Extracted records
-- -- --
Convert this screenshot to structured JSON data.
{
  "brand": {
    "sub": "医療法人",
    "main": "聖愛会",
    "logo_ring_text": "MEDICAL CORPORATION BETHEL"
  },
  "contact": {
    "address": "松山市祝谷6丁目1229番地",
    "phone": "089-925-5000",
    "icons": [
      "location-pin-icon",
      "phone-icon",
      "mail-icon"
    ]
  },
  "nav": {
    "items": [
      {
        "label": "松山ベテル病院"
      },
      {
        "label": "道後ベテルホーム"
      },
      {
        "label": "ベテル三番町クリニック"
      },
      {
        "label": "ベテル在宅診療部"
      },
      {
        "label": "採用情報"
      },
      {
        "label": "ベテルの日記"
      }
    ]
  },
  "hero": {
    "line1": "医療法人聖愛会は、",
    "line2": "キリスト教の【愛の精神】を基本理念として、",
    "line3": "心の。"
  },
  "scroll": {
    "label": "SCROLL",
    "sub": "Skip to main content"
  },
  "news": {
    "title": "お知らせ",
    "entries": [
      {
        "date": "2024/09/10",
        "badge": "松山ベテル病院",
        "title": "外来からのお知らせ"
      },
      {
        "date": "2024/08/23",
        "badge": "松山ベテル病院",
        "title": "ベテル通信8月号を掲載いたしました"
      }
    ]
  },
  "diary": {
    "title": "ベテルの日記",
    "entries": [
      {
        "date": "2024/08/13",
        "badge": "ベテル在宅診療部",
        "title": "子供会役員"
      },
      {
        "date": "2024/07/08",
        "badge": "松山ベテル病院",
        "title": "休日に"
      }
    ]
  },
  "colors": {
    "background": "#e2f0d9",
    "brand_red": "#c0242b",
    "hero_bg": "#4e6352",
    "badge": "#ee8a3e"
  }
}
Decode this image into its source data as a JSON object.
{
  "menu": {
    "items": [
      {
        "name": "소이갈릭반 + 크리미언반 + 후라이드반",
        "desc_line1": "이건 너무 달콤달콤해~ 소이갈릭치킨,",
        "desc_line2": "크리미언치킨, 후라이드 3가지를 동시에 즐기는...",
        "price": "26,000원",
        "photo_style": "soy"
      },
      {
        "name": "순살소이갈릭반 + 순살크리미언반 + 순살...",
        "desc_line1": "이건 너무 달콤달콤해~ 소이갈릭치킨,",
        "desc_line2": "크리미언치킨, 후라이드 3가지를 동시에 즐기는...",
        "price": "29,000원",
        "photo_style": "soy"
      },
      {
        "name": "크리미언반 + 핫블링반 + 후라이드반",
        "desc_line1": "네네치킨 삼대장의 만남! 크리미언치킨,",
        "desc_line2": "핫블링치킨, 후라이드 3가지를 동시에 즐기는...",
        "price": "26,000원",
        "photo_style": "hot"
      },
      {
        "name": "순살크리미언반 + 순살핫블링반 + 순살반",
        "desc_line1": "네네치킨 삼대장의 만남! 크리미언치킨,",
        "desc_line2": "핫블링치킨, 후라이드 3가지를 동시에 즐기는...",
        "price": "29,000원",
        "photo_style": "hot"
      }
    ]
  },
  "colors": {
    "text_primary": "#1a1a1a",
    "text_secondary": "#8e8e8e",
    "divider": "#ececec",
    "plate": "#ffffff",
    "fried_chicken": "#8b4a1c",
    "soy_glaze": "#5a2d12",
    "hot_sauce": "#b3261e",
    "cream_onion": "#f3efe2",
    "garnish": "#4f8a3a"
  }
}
-- -- --
Determine how many lines contain the word "name" and reply with that number alone.

4